PROBLEM DESCRIPTION:
Set down the full listing exactly as given. Any pictures are to be left out.

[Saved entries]
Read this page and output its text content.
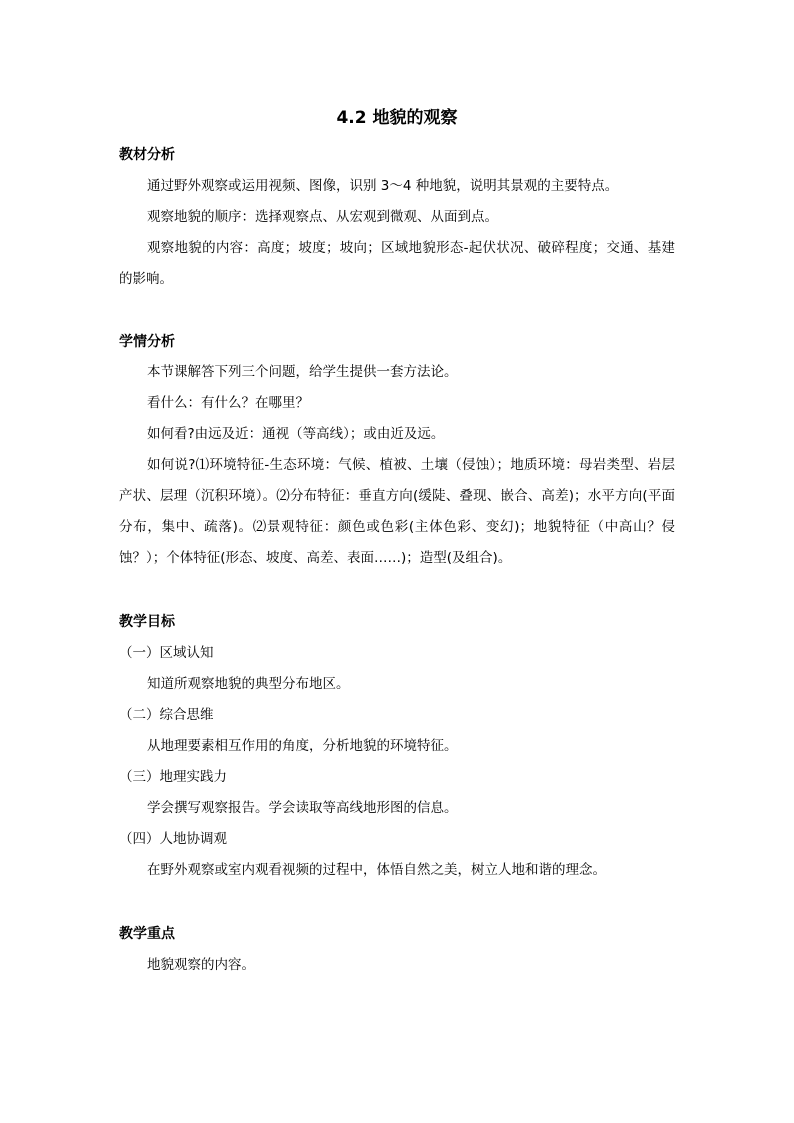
4.2 地貌的观察
教材分析

通过野外观察或运用视频、图像，识别 3～4 种地貌，说明其景观的主要特点。

观察地貌的顺序：选择观察点、从宏观到微观、从面到点。

观察地貌的内容：高度；坡度；坡向；区域地貌形态-起伏状况、破碎程度；交通、基建的影响。

学情分析

本节课解答下列三个问题，给学生提供一套方法论。

看什么：有什么？在哪里？

如何看?由远及近：通视（等高线）；或由近及远。

如何说?⑴环境特征-生态环境：气候、植被、土壤（侵蚀）；地质环境：母岩类型、岩层产状、层理（沉积环境）。⑵分布特征：垂直方向(缓陡、叠现、嵌合、高差)；水平方向(平面分布，集中、疏落)。⑵景观特征：颜色或色彩(主体色彩、变幻)；地貌特征（中高山？侵蚀？）；个体特征(形态、坡度、高差、表面……)；造型(及组合)。

教学目标

（一）区域认知

知道所观察地貌的典型分布地区。

（二）综合思维

从地理要素相互作用的角度，分析地貌的环境特征。

（三）地理实践力

学会撰写观察报告。学会读取等高线地形图的信息。

（四）人地协调观

在野外观察或室内观看视频的过程中，体悟自然之美，树立人地和谐的理念。

教学重点

地貌观察的内容。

RESPONSE TO THE EXERCISE:
Read this page and output its text content.
4.2 地貌的观察
教材分析

通过野外观察或运用视频、图像，识别 3～4 种地貌，说明其景观的主要特点。

观察地貌的顺序：选择观察点、从宏观到微观、从面到点。

观察地貌的内容：高度；坡度；坡向；区域地貌形态-起伏状况、破碎程度；交通、基建的影响。

学情分析

本节课解答下列三个问题，给学生提供一套方法论。

看什么：有什么？在哪里？

如何看?由远及近：通视（等高线）；或由近及远。

如何说?⑴环境特征-生态环境：气候、植被、土壤（侵蚀）；地质环境：母岩类型、岩层产状、层理（沉积环境）。⑵分布特征：垂直方向(缓陡、叠现、嵌合、高差)；水平方向(平面分布，集中、疏落)。⑵景观特征：颜色或色彩(主体色彩、变幻)；地貌特征（中高山？侵蚀？）；个体特征(形态、坡度、高差、表面……)；造型(及组合)。

教学目标

（一）区域认知

知道所观察地貌的典型分布地区。

（二）综合思维

从地理要素相互作用的角度，分析地貌的环境特征。

（三）地理实践力

学会撰写观察报告。学会读取等高线地形图的信息。

（四）人地协调观

在野外观察或室内观看视频的过程中，体悟自然之美，树立人地和谐的理念。

教学重点

地貌观察的内容。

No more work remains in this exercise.